(Dataset rows about figures)
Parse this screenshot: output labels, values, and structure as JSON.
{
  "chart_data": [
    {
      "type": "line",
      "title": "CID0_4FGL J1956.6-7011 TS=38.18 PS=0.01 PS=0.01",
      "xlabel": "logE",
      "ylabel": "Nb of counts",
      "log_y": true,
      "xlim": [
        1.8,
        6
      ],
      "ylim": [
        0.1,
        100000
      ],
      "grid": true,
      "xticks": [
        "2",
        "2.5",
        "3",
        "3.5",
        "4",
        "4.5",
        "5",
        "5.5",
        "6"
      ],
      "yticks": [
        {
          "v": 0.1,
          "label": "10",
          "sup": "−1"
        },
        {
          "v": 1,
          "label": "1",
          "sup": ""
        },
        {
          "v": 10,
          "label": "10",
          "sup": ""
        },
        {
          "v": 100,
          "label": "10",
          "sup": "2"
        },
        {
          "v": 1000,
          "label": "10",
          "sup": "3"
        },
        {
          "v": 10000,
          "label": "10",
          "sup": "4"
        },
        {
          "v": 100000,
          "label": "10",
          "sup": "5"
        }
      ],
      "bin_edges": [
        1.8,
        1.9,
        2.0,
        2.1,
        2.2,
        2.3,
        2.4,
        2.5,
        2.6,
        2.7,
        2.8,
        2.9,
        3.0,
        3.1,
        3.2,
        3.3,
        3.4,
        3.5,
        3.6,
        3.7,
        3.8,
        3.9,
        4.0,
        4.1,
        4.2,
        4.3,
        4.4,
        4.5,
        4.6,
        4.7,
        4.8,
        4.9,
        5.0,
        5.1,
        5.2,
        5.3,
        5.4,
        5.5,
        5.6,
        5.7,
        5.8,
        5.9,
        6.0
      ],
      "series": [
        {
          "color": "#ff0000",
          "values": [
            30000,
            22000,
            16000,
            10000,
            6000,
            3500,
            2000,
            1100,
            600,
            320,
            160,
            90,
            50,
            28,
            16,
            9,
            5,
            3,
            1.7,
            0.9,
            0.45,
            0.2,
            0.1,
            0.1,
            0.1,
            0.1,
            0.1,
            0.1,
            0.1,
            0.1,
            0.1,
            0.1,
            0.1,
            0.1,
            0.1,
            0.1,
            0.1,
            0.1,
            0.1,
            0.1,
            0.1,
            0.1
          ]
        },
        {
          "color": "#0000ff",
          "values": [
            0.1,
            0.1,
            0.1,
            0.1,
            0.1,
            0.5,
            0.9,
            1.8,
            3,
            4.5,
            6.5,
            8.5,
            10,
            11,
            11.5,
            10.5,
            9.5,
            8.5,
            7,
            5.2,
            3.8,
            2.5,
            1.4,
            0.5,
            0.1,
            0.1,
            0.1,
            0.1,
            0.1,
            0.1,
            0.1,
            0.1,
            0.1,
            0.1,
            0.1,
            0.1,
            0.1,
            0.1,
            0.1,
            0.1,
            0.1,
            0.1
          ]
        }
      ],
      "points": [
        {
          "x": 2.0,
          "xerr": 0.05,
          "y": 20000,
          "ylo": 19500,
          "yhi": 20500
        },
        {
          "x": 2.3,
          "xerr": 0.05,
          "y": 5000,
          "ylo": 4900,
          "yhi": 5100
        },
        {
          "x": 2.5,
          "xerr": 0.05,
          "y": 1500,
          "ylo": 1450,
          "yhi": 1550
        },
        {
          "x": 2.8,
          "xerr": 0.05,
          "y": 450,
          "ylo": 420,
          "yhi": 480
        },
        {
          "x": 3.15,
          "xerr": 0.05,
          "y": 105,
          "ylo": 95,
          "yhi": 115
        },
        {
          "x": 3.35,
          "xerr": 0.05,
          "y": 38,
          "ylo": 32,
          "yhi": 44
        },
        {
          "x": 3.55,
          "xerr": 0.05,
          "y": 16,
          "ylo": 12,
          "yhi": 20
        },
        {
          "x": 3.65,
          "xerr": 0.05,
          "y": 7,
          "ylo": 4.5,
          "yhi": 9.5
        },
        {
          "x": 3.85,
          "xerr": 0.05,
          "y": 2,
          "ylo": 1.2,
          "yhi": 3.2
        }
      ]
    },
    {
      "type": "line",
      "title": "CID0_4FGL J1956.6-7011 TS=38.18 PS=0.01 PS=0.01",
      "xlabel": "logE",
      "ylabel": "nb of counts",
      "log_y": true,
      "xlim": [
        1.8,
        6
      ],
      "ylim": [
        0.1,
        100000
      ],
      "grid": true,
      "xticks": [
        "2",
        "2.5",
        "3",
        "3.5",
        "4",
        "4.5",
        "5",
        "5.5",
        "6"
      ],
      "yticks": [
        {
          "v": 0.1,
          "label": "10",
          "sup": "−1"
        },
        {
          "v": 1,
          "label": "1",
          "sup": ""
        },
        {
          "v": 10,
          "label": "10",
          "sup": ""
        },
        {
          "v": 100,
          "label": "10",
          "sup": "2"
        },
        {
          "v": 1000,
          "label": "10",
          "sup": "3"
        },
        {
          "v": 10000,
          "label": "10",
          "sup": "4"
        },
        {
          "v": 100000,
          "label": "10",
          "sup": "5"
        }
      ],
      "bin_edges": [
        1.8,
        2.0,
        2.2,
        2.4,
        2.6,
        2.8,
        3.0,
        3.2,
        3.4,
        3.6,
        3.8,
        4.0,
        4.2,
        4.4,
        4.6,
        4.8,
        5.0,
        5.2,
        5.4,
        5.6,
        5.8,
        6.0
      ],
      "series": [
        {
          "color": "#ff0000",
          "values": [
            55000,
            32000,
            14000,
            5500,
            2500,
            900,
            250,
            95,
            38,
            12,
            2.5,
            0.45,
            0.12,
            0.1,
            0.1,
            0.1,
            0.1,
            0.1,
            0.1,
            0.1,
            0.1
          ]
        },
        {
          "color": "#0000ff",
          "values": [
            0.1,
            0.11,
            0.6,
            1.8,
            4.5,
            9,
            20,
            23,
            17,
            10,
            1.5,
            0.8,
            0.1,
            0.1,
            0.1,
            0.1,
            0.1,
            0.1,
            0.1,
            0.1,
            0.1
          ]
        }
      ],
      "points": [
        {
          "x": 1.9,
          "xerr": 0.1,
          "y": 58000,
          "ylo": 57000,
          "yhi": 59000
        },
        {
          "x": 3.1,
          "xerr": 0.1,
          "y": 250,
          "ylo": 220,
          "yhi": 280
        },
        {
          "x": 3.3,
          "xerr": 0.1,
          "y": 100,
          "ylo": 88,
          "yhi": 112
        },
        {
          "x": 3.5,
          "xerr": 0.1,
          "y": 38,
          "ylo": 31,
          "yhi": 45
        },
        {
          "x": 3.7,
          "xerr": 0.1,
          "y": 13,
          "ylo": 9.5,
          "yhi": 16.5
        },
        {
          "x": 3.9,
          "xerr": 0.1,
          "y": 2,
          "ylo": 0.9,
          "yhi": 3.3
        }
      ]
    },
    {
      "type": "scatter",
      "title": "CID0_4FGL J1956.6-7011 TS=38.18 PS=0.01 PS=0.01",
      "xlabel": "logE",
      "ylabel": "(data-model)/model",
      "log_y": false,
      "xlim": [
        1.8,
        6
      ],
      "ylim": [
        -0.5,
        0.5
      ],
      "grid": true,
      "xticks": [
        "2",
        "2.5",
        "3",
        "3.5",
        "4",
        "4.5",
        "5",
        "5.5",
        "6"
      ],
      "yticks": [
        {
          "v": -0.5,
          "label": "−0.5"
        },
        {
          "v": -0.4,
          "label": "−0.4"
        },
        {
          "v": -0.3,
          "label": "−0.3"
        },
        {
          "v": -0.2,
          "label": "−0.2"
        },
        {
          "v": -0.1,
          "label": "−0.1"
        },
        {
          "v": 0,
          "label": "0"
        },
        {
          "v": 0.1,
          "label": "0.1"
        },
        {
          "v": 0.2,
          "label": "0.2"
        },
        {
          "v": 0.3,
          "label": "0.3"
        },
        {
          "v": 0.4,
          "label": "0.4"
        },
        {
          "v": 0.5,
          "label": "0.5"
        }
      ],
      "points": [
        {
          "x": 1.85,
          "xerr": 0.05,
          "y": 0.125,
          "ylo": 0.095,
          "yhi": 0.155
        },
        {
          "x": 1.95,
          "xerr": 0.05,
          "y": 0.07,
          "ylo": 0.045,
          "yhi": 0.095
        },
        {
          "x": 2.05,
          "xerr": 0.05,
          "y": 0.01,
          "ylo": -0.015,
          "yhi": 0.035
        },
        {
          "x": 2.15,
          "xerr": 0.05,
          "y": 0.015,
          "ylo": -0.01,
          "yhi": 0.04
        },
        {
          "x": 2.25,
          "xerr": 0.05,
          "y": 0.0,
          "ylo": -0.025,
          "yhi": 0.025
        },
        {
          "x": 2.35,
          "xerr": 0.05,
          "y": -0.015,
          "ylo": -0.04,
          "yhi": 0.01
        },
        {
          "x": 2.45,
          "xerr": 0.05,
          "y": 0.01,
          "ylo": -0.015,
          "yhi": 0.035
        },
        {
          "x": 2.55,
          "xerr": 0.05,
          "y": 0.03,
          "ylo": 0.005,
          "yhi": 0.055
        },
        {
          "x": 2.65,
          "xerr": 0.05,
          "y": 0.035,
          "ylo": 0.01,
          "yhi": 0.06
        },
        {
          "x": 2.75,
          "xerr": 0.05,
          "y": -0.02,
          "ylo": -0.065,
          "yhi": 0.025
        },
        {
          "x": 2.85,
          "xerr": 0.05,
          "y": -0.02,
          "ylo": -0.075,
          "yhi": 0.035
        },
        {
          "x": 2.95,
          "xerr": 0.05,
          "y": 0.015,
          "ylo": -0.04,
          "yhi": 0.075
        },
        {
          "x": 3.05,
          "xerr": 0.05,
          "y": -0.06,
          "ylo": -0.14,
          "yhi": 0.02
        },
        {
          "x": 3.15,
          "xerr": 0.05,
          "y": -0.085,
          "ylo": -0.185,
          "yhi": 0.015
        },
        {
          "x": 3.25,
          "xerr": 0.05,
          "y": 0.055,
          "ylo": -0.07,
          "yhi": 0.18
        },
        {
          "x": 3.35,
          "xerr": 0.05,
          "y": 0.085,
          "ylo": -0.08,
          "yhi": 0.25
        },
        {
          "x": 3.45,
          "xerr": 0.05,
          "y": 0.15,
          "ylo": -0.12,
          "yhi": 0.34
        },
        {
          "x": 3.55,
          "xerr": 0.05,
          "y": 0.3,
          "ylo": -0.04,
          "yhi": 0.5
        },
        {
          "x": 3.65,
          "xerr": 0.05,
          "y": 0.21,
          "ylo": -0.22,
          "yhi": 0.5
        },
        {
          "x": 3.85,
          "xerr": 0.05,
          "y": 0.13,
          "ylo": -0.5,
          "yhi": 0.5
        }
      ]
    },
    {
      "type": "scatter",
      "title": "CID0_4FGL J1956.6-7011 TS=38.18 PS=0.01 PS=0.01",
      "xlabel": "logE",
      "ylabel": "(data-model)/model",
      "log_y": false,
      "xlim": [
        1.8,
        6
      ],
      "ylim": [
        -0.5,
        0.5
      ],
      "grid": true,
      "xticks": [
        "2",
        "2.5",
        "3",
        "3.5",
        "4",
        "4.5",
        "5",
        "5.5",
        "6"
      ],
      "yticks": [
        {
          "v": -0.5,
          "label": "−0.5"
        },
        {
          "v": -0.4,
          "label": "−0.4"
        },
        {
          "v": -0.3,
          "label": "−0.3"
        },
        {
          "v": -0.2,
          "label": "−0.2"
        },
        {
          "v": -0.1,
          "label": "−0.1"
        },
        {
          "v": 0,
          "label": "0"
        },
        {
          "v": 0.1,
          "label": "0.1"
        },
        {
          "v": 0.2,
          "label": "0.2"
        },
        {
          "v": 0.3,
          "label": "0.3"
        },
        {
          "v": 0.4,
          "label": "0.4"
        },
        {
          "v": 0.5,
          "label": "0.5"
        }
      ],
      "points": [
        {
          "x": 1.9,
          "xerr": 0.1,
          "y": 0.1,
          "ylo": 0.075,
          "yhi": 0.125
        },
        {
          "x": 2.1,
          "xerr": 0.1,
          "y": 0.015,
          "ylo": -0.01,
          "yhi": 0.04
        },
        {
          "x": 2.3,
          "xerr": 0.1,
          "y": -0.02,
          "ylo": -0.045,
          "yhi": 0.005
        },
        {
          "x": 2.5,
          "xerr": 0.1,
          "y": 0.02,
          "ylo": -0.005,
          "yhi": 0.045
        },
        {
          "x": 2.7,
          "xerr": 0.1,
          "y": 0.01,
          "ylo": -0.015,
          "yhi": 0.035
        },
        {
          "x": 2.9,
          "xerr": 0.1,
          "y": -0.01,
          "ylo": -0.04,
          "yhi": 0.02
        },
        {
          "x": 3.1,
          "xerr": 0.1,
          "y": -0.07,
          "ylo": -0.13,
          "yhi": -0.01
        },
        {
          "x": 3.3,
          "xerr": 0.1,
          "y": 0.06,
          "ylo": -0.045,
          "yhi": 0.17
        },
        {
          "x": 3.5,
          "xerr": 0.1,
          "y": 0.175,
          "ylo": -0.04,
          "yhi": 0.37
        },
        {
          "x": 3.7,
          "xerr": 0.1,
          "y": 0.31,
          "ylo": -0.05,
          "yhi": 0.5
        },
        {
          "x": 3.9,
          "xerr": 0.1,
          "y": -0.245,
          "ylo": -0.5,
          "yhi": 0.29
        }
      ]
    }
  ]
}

**JOB:** Check all the records above and select each line where the string "ylabel" is found.

**ANSWER TO THE PROBLEM:**
      "ylabel": "Nb of counts",
      "ylabel": "nb of counts",
      "ylabel": "(data-model)/model",
      "ylabel": "(data-model)/model",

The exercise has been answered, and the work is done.